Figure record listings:
-- BEGIN --

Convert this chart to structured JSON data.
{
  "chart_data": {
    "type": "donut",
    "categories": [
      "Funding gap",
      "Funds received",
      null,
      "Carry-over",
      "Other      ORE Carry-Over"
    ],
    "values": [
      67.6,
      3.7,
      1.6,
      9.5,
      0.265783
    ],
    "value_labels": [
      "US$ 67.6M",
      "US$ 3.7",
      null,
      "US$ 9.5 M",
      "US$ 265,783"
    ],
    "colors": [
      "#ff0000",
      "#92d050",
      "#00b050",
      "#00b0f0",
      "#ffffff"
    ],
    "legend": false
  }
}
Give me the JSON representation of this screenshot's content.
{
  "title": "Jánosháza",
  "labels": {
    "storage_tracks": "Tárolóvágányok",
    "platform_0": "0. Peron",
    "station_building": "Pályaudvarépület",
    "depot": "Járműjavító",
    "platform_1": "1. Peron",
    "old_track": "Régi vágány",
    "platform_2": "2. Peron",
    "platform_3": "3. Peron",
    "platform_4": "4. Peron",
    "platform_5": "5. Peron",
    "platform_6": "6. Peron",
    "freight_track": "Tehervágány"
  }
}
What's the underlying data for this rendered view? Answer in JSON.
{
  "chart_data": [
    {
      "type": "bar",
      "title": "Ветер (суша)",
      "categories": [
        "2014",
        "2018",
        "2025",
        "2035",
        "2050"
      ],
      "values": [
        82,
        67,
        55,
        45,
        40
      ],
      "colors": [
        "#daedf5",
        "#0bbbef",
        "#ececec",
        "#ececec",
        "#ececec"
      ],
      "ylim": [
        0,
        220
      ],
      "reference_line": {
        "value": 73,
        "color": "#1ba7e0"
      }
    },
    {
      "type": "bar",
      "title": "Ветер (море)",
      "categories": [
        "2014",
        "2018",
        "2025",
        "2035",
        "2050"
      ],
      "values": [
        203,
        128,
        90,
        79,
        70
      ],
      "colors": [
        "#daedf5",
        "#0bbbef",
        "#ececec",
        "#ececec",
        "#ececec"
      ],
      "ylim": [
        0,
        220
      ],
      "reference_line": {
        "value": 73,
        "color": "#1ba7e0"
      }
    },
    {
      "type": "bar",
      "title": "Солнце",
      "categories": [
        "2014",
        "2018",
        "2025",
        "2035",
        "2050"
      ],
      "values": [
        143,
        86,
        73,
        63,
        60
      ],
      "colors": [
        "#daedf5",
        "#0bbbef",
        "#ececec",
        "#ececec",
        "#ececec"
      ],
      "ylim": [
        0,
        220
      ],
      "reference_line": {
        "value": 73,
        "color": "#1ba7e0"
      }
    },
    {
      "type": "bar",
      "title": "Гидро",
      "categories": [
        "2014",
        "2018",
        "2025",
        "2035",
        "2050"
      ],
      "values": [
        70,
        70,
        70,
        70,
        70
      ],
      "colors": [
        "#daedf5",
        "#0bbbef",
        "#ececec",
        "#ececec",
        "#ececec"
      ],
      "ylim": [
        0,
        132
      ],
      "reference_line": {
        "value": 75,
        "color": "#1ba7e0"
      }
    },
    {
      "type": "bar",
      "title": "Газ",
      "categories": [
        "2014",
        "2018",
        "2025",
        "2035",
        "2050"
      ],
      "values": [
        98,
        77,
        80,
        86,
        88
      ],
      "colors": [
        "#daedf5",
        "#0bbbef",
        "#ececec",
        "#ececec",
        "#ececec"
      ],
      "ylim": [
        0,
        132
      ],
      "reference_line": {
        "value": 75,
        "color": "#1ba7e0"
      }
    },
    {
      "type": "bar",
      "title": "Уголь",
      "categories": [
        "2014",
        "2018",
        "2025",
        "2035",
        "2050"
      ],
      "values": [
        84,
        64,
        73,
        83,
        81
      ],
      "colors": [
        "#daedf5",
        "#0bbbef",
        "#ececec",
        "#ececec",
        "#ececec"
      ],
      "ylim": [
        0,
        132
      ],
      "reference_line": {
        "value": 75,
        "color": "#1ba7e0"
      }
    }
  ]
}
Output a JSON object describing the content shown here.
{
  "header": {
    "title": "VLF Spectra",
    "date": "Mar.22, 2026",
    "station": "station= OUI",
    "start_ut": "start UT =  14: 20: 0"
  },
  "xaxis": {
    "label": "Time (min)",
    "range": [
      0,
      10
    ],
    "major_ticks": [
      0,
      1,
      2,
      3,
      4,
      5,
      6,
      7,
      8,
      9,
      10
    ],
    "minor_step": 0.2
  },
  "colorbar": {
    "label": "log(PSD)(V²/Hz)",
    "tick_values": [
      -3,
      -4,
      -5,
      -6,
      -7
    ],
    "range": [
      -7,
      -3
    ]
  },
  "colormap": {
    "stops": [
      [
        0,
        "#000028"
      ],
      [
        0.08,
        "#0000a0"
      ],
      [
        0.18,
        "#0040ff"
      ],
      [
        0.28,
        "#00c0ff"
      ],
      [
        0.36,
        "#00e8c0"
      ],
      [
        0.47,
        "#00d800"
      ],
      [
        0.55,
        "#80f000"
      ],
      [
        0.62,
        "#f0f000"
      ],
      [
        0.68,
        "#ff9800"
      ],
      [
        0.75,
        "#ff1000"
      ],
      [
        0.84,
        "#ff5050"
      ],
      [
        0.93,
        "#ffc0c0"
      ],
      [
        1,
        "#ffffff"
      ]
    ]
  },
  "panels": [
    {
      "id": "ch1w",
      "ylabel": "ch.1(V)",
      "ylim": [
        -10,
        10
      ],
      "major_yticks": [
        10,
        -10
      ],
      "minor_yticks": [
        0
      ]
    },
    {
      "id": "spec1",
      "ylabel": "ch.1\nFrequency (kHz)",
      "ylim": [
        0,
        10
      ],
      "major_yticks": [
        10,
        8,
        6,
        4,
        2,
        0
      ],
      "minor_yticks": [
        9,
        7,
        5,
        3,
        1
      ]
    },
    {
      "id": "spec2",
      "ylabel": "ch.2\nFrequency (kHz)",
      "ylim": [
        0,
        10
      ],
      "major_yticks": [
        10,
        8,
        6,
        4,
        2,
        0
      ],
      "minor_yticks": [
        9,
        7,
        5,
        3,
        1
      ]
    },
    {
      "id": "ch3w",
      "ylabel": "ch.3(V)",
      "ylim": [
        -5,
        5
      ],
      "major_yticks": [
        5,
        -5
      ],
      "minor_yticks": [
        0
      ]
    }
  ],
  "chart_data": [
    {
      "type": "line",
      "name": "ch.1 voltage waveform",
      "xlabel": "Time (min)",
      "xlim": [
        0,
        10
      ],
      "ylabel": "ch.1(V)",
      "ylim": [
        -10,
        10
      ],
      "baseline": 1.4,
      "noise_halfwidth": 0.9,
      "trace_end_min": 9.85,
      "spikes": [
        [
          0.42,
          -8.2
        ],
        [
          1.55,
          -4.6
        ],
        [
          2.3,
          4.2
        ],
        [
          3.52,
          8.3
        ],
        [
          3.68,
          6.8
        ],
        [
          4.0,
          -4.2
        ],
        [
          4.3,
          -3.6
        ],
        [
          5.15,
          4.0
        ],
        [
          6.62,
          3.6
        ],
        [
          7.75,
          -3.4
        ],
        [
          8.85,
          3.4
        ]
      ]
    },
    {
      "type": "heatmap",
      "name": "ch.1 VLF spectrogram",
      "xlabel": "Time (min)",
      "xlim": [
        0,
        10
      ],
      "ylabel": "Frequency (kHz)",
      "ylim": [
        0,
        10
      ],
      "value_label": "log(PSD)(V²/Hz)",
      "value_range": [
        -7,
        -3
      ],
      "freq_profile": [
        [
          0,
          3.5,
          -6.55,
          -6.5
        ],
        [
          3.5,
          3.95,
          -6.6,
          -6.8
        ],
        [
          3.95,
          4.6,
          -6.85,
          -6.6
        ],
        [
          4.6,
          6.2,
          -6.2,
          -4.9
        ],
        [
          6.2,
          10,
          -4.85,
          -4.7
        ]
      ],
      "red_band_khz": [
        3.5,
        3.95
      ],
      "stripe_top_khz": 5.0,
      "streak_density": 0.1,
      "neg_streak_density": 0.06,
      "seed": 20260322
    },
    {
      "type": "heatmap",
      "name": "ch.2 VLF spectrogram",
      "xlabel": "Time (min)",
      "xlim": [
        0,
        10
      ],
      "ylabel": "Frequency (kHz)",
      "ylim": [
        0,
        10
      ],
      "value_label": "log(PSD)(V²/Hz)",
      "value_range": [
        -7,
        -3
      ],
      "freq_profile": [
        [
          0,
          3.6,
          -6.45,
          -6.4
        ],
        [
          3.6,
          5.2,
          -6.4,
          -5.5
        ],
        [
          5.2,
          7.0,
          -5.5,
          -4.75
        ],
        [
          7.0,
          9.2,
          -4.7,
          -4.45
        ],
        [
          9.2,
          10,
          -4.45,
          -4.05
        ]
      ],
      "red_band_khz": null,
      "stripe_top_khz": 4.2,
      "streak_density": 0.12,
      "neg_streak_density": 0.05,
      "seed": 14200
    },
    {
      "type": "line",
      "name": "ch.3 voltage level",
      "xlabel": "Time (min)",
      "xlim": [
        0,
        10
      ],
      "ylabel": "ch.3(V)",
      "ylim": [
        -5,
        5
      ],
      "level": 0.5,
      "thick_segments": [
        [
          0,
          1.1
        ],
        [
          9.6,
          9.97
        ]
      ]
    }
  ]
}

-- END --

Task goal - Each line in the data that holds the string "spectrogram" should be found and copied.

Task solution -
      "name": "ch.1 VLF spectrogram",
      "name": "ch.2 VLF spectrogram",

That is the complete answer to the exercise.